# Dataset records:
====================

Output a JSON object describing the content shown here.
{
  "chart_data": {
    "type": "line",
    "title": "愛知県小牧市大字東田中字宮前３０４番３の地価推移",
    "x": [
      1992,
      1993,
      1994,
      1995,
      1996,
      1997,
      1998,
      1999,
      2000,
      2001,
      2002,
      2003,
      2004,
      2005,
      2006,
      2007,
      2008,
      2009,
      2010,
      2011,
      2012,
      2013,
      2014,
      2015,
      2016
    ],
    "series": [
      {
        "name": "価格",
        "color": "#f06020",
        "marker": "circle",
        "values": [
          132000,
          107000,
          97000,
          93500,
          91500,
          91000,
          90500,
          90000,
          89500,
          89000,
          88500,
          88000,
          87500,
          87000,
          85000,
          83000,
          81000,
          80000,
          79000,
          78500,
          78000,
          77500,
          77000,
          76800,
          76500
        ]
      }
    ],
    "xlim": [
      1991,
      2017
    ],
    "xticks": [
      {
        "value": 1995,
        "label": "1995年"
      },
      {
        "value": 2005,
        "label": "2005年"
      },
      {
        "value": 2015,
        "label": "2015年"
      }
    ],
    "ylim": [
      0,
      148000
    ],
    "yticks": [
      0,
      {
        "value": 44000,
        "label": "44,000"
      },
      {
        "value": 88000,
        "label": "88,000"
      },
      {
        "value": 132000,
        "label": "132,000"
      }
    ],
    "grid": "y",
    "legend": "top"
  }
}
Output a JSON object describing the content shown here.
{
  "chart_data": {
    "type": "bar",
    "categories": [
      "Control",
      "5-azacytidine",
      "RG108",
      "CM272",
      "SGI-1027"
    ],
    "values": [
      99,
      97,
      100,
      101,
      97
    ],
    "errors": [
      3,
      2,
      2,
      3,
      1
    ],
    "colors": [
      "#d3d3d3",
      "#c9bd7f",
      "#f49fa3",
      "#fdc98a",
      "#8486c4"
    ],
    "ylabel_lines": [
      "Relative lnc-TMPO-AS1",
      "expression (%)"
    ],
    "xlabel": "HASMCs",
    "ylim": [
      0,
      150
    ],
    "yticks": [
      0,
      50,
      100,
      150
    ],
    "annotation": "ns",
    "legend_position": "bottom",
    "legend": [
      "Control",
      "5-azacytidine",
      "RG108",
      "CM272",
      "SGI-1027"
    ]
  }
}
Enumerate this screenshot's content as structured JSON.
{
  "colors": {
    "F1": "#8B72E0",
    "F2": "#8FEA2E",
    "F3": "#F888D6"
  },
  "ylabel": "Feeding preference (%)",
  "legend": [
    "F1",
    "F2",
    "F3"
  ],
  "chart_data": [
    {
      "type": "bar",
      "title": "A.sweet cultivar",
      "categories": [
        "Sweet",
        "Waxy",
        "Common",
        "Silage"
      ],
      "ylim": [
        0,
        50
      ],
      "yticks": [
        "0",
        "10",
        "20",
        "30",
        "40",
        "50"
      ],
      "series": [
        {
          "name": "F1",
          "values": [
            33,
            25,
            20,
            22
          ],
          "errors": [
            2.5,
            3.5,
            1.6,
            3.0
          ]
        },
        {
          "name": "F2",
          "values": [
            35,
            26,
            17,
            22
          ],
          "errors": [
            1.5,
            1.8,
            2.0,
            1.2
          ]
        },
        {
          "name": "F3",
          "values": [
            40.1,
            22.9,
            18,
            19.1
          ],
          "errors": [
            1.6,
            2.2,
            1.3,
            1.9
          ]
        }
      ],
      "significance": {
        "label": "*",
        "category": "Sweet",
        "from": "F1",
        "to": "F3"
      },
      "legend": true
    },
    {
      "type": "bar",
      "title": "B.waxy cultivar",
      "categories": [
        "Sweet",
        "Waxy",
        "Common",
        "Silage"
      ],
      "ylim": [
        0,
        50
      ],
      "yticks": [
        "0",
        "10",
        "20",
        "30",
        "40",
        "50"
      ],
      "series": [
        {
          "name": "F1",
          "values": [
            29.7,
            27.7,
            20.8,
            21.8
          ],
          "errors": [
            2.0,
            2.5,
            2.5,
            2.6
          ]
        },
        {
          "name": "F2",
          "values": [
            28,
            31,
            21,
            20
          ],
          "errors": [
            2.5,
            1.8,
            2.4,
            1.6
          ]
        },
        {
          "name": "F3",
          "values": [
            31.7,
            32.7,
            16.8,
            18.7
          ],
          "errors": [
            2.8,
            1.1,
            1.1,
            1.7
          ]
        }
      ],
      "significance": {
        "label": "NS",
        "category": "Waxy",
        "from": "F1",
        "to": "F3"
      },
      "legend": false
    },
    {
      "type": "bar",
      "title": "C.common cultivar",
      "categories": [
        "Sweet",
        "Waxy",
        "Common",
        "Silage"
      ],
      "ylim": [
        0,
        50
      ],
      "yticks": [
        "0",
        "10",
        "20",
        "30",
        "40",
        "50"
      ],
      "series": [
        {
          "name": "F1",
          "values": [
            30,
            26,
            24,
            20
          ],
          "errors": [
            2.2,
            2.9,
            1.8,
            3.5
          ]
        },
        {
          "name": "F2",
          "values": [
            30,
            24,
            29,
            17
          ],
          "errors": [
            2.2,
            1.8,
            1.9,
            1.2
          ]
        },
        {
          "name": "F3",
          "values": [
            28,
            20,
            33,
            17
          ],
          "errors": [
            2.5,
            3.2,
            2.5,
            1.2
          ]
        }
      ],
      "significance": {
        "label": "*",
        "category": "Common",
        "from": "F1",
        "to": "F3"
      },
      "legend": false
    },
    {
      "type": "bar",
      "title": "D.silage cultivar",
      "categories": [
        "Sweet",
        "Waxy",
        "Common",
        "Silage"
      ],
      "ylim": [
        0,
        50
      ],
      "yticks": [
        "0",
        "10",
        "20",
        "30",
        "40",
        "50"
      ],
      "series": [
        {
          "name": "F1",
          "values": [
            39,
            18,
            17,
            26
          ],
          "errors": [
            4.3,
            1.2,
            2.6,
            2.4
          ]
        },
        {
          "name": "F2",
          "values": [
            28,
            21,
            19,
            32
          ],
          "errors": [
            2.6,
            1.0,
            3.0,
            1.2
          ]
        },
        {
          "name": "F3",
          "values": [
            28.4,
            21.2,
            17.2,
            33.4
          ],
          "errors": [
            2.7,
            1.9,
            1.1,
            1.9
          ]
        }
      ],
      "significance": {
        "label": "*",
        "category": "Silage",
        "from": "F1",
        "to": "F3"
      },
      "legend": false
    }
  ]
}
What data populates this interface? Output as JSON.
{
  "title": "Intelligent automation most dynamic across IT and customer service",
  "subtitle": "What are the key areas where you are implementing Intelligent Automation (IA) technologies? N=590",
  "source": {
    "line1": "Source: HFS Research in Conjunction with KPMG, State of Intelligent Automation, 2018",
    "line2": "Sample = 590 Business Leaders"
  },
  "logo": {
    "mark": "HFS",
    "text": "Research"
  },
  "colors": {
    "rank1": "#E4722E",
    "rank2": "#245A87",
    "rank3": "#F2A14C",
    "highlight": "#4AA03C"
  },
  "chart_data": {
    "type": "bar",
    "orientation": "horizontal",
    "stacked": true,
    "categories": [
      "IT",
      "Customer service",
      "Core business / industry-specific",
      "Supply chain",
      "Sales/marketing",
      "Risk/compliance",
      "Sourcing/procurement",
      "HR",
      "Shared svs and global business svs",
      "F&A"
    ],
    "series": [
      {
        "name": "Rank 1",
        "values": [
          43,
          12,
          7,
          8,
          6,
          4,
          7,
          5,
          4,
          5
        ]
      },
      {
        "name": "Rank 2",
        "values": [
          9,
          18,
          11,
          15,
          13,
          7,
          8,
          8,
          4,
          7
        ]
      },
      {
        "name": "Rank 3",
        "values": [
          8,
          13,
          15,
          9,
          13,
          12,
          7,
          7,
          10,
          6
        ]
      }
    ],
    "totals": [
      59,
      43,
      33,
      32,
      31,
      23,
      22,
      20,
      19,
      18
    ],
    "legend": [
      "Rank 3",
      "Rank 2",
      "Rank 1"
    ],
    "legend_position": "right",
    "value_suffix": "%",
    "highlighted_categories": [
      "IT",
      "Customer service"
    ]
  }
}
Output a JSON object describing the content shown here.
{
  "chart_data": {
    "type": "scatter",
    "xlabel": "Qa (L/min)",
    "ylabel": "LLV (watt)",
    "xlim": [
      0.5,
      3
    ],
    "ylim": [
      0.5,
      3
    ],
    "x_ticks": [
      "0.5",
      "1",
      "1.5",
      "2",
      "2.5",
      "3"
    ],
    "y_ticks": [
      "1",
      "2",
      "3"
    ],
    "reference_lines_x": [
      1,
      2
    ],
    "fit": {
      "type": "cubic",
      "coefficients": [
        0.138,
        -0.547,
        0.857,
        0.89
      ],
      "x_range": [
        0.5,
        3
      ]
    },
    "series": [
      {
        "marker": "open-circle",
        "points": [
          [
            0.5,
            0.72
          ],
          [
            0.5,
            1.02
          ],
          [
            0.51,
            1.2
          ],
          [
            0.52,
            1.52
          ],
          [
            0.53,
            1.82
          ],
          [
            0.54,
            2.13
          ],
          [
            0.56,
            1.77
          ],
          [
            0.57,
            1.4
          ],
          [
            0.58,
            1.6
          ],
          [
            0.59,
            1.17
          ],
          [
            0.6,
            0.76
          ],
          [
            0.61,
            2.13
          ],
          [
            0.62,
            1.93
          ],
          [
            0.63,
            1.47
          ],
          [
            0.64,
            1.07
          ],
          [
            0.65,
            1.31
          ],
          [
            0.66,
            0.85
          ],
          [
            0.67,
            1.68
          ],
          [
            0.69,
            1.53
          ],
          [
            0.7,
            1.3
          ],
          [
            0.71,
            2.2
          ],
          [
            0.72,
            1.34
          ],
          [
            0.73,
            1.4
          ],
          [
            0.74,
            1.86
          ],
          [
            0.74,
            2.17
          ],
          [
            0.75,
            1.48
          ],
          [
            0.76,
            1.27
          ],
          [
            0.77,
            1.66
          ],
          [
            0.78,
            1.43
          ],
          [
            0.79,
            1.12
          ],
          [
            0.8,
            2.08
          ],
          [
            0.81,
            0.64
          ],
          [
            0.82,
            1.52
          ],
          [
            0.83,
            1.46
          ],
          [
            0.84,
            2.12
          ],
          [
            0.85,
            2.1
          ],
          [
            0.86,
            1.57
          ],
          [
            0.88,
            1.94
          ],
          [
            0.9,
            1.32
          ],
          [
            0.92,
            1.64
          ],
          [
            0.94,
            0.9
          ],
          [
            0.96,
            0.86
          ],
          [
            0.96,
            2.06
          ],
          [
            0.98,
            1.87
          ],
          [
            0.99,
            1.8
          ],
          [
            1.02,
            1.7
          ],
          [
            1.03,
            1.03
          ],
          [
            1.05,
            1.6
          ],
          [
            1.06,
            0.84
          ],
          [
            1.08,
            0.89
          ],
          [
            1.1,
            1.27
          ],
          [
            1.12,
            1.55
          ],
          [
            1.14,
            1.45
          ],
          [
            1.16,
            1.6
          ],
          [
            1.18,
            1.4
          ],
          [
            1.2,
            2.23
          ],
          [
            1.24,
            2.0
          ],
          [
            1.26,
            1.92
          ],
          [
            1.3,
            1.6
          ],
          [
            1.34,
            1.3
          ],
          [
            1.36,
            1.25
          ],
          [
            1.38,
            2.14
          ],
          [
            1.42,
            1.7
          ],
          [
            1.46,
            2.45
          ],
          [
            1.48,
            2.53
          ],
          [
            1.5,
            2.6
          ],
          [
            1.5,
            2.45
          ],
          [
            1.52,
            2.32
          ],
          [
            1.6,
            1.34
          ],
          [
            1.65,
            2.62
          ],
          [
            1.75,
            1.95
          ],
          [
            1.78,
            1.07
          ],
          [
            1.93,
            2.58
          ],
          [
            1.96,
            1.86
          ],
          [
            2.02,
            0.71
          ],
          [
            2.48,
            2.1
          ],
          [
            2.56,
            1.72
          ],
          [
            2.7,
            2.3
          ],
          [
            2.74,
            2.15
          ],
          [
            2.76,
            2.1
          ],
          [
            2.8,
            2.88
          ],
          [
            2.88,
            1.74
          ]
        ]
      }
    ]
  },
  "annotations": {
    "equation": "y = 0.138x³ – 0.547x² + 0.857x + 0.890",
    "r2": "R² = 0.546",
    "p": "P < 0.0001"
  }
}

====================

Go through the records and copy each line with "this" in it.

# Expected answer:
Enumerate this screenshot's content as structured JSON.
What data populates this interface? Output as JSON.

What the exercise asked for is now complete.